Stored entries:

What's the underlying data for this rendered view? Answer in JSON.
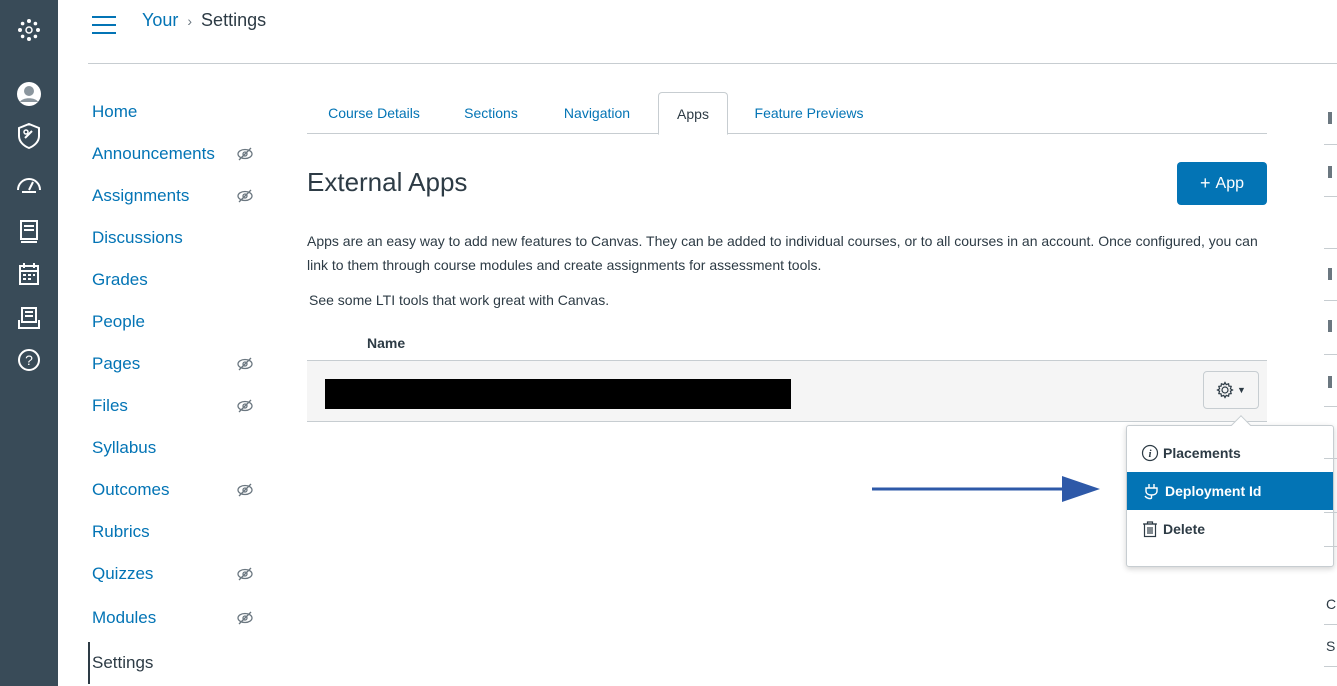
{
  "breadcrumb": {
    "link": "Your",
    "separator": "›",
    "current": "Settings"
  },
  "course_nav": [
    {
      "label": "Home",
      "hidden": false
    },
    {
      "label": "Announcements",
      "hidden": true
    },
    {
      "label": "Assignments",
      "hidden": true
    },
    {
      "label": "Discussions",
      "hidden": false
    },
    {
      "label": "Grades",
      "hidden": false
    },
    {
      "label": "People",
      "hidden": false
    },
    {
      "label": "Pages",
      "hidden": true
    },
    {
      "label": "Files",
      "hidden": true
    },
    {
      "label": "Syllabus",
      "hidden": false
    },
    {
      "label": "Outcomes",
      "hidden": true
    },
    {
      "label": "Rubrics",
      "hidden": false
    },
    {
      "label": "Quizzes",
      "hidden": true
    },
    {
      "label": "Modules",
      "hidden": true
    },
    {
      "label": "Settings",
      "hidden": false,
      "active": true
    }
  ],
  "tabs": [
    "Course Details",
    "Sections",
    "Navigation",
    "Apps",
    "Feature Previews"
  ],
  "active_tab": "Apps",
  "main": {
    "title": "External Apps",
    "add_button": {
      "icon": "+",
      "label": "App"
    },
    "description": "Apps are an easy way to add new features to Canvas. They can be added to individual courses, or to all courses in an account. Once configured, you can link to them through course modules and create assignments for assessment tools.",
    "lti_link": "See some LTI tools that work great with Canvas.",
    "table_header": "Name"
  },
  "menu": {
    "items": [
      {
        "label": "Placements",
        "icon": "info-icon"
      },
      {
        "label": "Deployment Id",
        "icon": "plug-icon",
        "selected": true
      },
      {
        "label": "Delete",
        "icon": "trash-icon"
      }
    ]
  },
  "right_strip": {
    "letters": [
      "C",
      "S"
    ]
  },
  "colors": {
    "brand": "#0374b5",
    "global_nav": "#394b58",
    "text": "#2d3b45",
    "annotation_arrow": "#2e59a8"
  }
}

■ EXERCISE DESCRIPTION:
Reproduce the material in its entirety and word for word, without the pictures.

■ TASK OUTPUT:
What's the underlying data for this rendered view? Answer in JSON.
{
  "breadcrumb": {
    "link": "Your",
    "separator": "›",
    "current": "Settings"
  },
  "course_nav": [
    {
      "label": "Home",
      "hidden": false
    },
    {
      "label": "Announcements",
      "hidden": true
    },
    {
      "label": "Assignments",
      "hidden": true
    },
    {
      "label": "Discussions",
      "hidden": false
    },
    {
      "label": "Grades",
      "hidden": false
    },
    {
      "label": "People",
      "hidden": false
    },
    {
      "label": "Pages",
      "hidden": true
    },
    {
      "label": "Files",
      "hidden": true
    },
    {
      "label": "Syllabus",
      "hidden": false
    },
    {
      "label": "Outcomes",
      "hidden": true
    },
    {
      "label": "Rubrics",
      "hidden": false
    },
    {
      "label": "Quizzes",
      "hidden": true
    },
    {
      "label": "Modules",
      "hidden": true
    },
    {
      "label": "Settings",
      "hidden": false,
      "active": true
    }
  ],
  "tabs": [
    "Course Details",
    "Sections",
    "Navigation",
    "Apps",
    "Feature Previews"
  ],
  "active_tab": "Apps",
  "main": {
    "title": "External Apps",
    "add_button": {
      "icon": "+",
      "label": "App"
    },
    "description": "Apps are an easy way to add new features to Canvas. They can be added to individual courses, or to all courses in an account. Once configured, you can link to them through course modules and create assignments for assessment tools.",
    "lti_link": "See some LTI tools that work great with Canvas.",
    "table_header": "Name"
  },
  "menu": {
    "items": [
      {
        "label": "Placements",
        "icon": "info-icon"
      },
      {
        "label": "Deployment Id",
        "icon": "plug-icon",
        "selected": true
      },
      {
        "label": "Delete",
        "icon": "trash-icon"
      }
    ]
  },
  "right_strip": {
    "letters": [
      "C",
      "S"
    ]
  },
  "colors": {
    "brand": "#0374b5",
    "global_nav": "#394b58",
    "text": "#2d3b45",
    "annotation_arrow": "#2e59a8"
  }
}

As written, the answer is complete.